What to produce
Determine the number of lines containing the word "LASHBROOKS", and state that figure alone.

Supplied entries
====

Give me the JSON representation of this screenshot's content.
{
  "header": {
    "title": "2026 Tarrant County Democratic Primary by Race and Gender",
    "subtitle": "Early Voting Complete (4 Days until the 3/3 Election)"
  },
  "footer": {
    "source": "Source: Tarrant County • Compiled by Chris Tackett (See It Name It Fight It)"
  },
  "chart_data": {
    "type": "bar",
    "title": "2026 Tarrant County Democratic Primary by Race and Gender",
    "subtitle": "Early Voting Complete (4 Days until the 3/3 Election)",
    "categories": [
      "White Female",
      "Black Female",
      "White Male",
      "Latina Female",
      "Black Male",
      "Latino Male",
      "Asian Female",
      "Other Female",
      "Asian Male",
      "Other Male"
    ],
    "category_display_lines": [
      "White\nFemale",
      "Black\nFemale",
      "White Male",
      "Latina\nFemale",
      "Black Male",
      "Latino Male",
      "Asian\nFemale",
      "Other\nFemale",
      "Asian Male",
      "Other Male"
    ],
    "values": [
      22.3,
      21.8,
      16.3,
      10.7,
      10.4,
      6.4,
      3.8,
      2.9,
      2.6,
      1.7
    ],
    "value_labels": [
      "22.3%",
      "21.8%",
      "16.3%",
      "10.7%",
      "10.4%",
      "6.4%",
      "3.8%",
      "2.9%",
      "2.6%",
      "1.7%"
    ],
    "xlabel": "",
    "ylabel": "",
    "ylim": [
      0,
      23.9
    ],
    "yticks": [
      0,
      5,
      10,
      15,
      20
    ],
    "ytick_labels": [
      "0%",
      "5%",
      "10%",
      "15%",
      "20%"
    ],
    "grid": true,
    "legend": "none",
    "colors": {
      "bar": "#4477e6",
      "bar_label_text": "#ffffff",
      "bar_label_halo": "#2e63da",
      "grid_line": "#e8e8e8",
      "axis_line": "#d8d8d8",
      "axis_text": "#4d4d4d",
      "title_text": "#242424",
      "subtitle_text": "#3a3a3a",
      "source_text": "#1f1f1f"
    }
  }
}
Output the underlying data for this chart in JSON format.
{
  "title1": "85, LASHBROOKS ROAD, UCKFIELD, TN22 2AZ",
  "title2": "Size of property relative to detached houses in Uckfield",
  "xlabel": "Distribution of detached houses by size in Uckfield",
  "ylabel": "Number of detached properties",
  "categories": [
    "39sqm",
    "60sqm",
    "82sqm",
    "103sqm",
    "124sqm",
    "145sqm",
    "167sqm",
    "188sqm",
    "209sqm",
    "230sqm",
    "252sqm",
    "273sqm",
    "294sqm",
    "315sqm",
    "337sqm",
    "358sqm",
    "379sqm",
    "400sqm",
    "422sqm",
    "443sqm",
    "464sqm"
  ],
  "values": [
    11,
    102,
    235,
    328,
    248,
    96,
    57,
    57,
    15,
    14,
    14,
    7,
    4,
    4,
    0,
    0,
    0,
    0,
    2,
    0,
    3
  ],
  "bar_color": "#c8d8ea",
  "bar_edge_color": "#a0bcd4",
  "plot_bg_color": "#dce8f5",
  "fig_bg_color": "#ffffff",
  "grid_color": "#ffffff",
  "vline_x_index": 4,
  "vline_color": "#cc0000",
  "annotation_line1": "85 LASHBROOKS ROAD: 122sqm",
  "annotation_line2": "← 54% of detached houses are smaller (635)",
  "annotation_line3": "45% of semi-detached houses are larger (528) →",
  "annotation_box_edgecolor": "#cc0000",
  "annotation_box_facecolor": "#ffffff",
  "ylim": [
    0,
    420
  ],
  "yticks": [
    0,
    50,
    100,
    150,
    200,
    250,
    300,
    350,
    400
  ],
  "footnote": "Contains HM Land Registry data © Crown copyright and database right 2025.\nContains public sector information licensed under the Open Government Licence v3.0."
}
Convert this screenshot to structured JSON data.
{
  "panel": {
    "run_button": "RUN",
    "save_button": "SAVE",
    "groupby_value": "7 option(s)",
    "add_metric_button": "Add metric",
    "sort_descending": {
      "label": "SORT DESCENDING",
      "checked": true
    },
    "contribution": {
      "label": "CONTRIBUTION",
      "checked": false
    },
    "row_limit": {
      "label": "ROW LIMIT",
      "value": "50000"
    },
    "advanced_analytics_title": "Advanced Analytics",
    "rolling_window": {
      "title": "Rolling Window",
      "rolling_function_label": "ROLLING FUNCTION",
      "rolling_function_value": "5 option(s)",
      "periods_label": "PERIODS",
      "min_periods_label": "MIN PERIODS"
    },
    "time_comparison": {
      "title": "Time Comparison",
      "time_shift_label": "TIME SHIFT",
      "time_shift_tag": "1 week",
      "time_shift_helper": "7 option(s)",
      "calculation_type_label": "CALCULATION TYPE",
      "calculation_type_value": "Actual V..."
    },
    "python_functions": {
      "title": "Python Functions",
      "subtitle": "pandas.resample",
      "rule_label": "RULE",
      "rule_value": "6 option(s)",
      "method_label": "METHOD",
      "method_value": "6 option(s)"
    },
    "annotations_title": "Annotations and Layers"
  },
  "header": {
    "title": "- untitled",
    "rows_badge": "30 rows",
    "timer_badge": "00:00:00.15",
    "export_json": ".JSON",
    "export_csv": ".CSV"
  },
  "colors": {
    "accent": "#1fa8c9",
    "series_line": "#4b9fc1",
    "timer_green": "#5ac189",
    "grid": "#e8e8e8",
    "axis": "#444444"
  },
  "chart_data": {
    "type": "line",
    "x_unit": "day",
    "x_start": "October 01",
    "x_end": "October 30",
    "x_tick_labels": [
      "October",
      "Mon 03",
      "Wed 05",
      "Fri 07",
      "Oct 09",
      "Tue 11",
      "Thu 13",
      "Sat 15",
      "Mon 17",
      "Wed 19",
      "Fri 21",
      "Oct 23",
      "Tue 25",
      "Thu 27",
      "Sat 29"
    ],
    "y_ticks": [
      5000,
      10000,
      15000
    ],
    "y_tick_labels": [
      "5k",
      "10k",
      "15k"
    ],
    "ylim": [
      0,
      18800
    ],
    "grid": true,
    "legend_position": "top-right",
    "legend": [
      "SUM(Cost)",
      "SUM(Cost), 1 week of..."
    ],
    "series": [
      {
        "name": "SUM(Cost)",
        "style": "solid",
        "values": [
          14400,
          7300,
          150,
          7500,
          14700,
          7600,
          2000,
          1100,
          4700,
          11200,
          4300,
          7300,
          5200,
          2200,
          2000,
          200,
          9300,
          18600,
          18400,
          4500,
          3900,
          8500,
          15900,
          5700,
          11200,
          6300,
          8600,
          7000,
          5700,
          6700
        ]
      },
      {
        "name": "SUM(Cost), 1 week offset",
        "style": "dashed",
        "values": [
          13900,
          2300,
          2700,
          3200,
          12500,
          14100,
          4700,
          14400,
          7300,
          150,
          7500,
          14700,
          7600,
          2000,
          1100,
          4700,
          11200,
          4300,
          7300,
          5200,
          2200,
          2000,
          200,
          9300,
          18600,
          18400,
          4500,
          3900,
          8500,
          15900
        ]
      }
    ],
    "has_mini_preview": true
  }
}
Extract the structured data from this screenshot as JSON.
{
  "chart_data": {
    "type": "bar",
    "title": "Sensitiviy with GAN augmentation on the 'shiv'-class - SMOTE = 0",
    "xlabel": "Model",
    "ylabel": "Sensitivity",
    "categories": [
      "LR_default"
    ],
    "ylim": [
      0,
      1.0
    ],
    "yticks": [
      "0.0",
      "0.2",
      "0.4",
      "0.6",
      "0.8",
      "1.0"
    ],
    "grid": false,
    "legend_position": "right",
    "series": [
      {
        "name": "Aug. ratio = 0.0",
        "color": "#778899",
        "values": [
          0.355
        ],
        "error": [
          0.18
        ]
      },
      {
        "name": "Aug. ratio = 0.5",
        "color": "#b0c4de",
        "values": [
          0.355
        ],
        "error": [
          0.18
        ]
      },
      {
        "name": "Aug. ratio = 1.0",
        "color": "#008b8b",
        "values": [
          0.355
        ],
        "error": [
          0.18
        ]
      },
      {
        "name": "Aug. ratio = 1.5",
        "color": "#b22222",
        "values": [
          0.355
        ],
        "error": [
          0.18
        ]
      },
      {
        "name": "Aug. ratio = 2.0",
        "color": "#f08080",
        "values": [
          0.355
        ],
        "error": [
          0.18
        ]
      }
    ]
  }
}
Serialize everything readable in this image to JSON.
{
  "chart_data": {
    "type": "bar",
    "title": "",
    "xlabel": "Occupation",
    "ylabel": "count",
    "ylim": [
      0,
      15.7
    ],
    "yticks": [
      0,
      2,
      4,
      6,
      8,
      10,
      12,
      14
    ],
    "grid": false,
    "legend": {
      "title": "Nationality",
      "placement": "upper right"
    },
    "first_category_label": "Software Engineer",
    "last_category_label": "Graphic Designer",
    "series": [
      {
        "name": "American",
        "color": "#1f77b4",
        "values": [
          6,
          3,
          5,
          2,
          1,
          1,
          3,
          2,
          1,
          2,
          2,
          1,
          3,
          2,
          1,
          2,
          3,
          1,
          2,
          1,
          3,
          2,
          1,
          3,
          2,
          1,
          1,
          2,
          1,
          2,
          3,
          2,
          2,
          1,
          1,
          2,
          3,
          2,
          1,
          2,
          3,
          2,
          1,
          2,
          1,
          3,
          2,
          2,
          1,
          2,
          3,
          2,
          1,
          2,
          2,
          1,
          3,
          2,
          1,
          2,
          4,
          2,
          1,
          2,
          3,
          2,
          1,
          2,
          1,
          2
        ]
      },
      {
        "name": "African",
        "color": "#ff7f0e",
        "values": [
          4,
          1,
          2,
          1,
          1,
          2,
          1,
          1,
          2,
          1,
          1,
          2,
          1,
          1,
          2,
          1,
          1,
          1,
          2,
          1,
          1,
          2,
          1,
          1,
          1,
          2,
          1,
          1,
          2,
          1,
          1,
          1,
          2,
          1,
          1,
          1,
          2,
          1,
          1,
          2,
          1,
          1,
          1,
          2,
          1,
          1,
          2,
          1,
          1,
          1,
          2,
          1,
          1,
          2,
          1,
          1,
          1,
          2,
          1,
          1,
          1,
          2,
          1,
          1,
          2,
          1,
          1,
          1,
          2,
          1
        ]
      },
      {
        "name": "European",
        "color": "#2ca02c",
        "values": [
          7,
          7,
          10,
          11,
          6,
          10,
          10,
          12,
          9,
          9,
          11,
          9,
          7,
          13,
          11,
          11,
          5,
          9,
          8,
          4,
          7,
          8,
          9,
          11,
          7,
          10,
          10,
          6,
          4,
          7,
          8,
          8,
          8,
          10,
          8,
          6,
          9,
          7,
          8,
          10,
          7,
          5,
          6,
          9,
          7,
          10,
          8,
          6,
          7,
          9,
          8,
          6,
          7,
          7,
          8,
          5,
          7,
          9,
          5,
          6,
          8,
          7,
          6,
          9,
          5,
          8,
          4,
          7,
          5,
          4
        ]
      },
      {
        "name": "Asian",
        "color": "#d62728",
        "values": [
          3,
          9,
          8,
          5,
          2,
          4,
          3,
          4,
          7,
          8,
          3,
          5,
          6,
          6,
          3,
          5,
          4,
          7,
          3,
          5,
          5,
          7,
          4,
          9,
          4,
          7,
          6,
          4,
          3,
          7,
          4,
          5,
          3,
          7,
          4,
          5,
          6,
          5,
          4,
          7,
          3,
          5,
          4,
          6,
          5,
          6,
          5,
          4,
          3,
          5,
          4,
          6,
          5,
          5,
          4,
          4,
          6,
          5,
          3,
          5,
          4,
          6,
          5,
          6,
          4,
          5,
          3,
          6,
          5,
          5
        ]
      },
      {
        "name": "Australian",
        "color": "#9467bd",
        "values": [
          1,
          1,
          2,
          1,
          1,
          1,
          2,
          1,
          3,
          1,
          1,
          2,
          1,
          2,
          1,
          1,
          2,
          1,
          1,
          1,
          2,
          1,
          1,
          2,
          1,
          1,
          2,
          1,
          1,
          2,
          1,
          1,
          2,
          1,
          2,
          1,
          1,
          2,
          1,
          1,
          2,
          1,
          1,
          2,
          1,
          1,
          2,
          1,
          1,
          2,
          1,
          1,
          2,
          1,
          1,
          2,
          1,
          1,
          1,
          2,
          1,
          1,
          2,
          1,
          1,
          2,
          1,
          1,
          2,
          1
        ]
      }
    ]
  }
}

====

Reply
2